>> start
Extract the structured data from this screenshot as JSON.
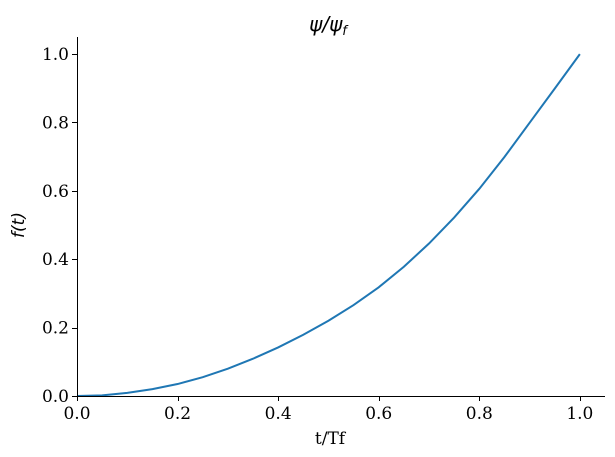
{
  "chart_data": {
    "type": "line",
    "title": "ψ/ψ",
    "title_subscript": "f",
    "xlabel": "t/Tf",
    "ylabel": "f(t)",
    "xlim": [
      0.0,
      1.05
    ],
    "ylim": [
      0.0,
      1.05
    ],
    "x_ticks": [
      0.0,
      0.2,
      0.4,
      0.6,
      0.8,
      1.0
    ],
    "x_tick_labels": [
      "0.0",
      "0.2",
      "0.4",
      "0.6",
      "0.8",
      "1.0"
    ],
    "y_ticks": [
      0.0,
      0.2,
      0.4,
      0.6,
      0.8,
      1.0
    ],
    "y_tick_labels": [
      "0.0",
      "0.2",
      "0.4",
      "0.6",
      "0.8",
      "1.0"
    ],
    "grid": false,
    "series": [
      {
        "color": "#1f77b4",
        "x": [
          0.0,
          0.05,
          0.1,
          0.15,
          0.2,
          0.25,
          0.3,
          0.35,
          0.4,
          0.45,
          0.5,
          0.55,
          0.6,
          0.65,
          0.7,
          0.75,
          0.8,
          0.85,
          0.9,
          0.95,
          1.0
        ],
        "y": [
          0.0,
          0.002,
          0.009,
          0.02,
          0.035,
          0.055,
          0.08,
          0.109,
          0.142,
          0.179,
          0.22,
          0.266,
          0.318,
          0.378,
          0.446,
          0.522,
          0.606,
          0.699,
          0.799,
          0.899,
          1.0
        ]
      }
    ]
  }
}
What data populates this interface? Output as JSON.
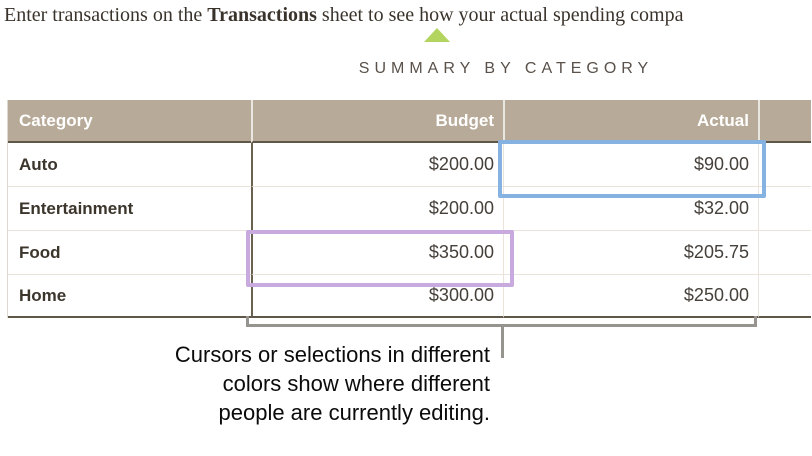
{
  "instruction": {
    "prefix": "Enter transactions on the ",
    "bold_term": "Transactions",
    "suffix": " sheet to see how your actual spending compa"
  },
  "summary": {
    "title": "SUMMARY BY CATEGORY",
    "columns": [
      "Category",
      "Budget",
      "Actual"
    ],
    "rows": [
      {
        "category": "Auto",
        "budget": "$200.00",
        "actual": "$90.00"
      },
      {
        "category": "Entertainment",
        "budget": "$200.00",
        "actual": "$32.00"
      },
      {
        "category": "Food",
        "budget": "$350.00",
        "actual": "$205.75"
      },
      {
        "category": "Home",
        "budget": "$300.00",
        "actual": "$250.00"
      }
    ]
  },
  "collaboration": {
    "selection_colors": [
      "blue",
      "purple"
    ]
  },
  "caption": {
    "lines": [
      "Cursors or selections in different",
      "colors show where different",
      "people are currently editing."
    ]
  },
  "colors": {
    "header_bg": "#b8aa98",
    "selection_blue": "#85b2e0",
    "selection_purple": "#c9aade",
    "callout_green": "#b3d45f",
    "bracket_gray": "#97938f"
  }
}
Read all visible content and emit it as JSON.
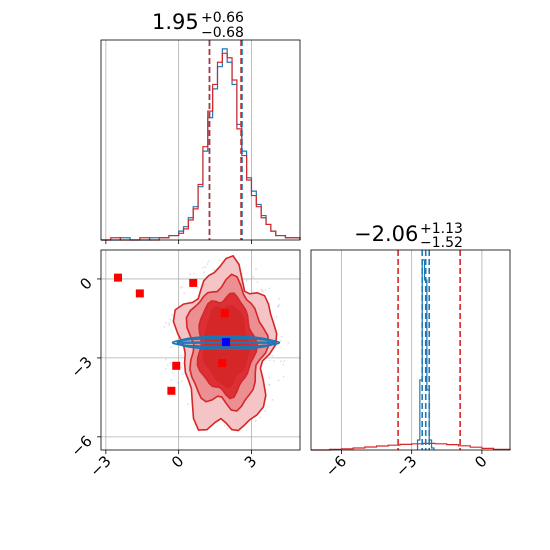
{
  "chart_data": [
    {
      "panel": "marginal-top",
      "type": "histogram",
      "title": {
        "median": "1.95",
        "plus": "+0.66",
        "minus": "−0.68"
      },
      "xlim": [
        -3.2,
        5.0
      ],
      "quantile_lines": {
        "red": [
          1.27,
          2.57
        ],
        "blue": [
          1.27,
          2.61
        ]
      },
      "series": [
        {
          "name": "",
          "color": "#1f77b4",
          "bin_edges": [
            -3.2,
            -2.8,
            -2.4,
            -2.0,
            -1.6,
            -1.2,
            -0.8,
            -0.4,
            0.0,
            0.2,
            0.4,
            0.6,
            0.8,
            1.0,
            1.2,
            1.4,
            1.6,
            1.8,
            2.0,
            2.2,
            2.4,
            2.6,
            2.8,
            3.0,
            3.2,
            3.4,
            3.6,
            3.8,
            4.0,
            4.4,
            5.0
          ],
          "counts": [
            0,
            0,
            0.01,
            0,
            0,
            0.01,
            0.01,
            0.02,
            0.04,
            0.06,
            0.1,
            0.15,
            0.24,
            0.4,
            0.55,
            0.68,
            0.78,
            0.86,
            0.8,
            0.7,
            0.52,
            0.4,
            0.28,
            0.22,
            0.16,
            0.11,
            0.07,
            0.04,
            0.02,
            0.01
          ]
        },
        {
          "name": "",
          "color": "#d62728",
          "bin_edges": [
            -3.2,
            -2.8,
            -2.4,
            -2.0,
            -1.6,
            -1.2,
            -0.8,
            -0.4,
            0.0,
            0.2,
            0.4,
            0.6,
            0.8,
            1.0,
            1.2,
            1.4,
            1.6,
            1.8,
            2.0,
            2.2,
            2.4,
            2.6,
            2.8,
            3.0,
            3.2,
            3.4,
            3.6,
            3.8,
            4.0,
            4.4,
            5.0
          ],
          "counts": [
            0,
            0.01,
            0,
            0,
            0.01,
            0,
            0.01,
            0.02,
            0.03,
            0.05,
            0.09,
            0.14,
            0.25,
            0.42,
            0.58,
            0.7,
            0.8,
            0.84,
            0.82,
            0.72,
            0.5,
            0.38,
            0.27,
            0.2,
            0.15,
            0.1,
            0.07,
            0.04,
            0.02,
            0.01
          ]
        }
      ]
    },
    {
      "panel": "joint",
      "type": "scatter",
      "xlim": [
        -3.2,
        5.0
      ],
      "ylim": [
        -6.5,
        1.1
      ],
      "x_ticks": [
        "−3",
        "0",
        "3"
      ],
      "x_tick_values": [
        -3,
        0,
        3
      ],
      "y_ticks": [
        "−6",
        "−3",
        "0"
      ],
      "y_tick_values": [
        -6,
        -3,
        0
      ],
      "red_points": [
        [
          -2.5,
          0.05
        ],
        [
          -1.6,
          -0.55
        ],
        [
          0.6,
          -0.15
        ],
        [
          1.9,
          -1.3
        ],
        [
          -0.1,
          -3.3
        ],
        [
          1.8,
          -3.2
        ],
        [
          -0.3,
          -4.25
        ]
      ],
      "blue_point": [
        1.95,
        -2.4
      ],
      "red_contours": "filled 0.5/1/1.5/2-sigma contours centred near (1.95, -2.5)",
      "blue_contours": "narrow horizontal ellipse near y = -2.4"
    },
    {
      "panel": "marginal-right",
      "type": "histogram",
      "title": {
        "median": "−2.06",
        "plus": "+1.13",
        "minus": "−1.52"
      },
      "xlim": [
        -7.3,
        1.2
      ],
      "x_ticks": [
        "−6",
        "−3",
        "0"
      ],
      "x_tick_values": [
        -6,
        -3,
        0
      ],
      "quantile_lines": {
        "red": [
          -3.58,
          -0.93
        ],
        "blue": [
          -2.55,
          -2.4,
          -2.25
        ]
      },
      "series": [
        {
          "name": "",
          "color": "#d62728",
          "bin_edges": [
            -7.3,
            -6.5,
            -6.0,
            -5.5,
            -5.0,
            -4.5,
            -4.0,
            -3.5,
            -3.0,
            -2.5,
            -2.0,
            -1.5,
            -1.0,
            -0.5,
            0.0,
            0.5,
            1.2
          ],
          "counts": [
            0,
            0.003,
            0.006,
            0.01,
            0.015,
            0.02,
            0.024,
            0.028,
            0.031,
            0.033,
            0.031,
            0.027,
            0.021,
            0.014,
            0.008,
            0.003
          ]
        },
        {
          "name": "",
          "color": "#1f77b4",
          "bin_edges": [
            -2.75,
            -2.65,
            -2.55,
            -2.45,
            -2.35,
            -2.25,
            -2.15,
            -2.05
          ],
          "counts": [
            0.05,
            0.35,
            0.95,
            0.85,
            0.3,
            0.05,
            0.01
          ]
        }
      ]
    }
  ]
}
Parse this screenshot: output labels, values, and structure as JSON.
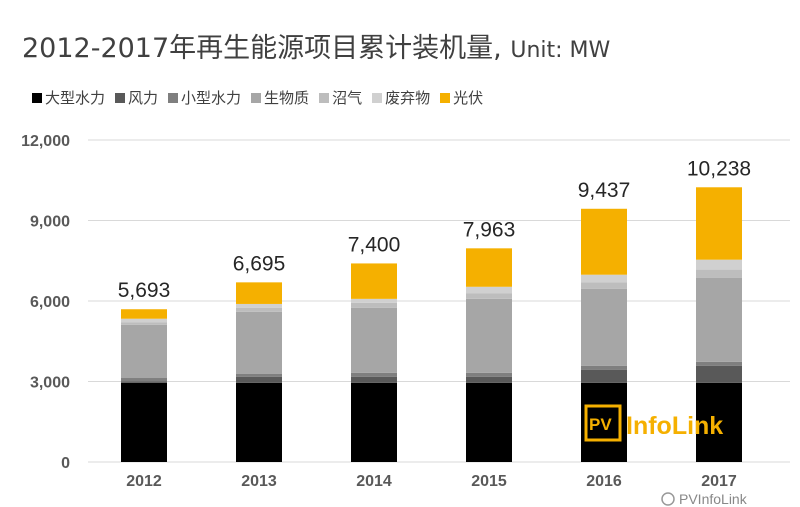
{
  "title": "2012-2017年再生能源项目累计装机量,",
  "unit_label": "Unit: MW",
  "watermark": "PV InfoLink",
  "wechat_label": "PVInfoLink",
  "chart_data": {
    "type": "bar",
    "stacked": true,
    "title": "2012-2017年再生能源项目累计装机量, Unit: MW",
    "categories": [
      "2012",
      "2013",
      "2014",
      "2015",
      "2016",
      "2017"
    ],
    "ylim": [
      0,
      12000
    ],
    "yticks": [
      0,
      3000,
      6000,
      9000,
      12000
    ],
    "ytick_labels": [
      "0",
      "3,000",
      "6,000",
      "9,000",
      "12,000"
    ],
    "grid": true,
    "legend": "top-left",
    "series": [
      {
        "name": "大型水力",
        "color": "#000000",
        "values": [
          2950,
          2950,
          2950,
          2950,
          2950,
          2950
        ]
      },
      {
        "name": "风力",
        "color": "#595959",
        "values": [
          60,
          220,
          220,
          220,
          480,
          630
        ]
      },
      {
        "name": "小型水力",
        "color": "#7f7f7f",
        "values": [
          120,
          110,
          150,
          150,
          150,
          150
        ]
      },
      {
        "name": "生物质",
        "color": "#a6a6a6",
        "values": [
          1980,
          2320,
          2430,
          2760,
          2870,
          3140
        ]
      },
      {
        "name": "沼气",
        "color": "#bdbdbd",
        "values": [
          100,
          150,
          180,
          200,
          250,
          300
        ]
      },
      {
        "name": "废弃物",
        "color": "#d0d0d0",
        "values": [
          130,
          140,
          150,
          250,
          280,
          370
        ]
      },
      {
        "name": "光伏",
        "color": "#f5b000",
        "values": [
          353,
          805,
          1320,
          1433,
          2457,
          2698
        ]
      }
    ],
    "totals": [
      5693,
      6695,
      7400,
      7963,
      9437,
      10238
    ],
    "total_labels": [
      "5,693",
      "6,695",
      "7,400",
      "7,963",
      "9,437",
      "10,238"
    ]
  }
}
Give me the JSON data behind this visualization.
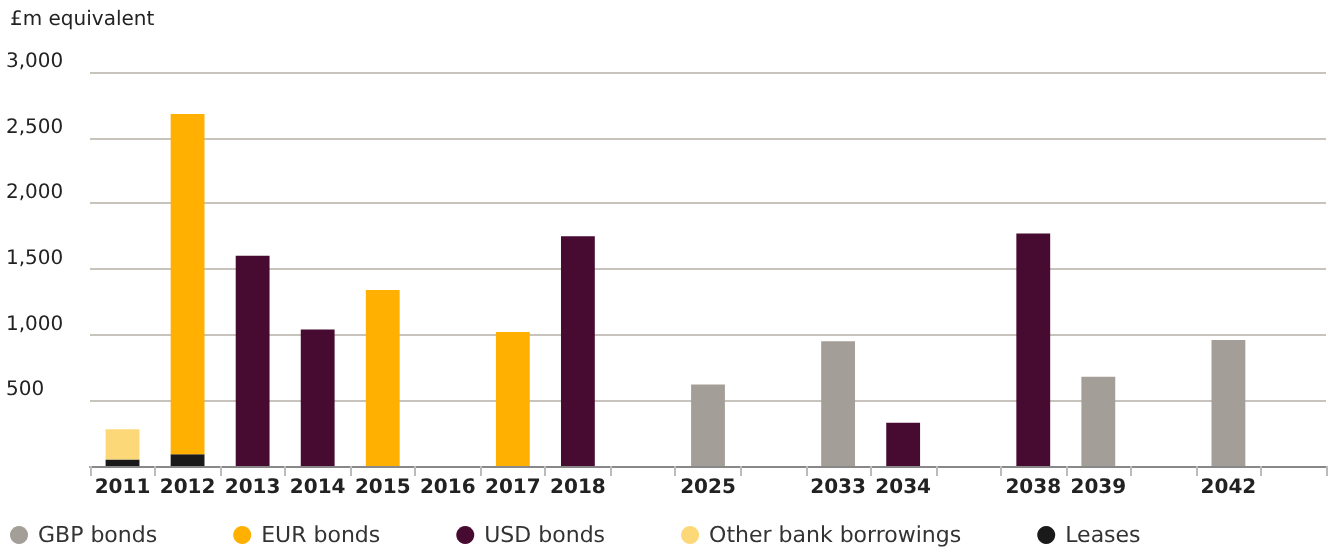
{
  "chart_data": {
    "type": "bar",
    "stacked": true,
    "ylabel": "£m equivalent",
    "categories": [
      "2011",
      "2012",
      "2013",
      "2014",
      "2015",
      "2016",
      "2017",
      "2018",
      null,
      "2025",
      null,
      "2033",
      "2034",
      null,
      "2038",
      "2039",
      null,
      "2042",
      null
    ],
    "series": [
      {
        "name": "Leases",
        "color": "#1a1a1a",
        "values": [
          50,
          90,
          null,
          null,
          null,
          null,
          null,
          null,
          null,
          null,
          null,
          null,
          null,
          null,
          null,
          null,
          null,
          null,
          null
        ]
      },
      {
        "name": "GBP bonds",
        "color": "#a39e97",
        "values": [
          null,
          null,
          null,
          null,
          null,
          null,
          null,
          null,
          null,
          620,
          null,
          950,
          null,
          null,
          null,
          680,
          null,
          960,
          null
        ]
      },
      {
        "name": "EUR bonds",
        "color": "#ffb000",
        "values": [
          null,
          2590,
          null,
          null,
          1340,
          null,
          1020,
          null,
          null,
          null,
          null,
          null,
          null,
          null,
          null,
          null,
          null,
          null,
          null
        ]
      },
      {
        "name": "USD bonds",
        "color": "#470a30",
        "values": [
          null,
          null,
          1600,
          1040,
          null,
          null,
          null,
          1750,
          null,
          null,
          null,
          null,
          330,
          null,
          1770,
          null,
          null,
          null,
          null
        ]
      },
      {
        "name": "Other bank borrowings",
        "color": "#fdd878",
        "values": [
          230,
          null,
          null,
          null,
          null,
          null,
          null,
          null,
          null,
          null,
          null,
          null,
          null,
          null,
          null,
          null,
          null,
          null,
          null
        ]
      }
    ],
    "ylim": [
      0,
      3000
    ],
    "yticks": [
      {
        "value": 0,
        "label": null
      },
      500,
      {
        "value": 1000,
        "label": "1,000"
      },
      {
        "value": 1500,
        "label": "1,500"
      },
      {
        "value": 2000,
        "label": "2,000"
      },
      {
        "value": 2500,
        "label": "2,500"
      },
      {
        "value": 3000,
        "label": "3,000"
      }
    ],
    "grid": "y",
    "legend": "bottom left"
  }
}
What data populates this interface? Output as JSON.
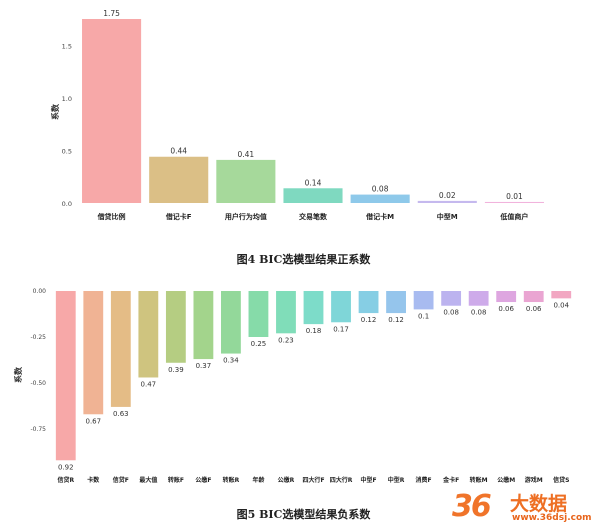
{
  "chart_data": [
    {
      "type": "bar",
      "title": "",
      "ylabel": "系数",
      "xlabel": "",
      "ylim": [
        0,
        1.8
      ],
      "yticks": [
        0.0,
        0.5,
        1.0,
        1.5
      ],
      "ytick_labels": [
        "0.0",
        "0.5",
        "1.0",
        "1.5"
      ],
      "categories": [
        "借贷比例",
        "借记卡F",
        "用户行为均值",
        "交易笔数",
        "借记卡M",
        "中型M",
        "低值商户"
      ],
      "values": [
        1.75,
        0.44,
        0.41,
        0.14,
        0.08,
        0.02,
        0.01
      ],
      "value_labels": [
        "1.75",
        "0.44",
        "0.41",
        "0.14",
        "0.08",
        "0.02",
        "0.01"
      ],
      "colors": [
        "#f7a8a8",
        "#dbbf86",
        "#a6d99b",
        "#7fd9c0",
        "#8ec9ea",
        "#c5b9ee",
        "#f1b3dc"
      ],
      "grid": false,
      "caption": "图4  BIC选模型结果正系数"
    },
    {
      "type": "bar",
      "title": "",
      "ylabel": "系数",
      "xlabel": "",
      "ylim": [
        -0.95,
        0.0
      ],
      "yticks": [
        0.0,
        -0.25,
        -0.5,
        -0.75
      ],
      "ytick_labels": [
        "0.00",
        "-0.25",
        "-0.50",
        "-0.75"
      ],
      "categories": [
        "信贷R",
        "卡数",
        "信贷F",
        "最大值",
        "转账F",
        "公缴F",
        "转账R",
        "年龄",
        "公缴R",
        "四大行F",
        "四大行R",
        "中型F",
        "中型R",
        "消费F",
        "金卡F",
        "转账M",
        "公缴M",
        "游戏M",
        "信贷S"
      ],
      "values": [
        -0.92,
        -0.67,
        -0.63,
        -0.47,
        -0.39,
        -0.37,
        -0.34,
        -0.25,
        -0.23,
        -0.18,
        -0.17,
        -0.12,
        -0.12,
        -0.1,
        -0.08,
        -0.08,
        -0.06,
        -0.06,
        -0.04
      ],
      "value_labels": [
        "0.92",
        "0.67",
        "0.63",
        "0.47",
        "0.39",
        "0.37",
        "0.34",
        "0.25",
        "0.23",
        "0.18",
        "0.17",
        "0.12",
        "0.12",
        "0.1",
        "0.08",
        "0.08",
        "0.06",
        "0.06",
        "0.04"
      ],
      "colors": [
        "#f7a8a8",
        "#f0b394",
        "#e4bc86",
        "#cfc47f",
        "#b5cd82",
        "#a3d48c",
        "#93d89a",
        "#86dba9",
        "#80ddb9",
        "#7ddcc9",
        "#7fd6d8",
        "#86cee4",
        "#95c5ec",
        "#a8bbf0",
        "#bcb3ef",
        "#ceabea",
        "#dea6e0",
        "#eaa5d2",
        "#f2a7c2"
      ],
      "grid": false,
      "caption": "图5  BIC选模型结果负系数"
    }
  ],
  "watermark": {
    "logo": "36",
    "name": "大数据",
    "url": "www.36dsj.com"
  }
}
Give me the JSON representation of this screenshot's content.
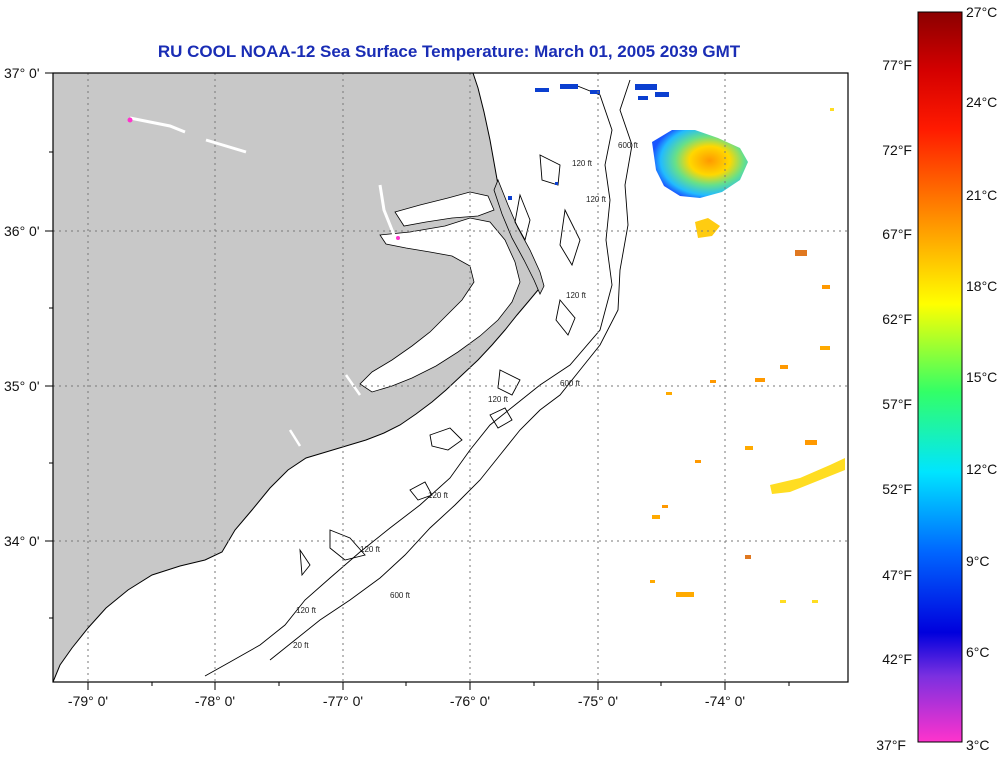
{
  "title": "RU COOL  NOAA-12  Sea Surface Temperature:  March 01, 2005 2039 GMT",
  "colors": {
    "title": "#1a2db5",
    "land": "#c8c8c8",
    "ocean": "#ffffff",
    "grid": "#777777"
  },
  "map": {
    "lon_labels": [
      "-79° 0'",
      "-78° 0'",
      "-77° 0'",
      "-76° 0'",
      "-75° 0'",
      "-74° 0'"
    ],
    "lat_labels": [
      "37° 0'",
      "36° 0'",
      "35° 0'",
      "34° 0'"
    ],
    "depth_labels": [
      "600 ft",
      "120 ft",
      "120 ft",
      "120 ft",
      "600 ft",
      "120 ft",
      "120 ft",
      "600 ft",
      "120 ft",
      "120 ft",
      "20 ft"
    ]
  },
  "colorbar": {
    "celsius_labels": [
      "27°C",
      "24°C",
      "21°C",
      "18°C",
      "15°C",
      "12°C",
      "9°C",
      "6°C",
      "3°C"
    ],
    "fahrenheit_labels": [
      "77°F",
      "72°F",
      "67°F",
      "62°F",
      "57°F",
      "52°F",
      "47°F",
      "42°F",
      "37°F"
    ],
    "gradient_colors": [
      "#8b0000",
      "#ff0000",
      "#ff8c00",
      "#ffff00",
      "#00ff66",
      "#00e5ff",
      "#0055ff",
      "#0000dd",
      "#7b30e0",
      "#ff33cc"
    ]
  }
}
>> end
■ **Exercise requirements**: Look through the data above. Find each line with the string "Give" and copy it.

■ **Answer for the task**:
Give me the JSON data behind this visualization.
Give me the JSON representation of this screenshot's content.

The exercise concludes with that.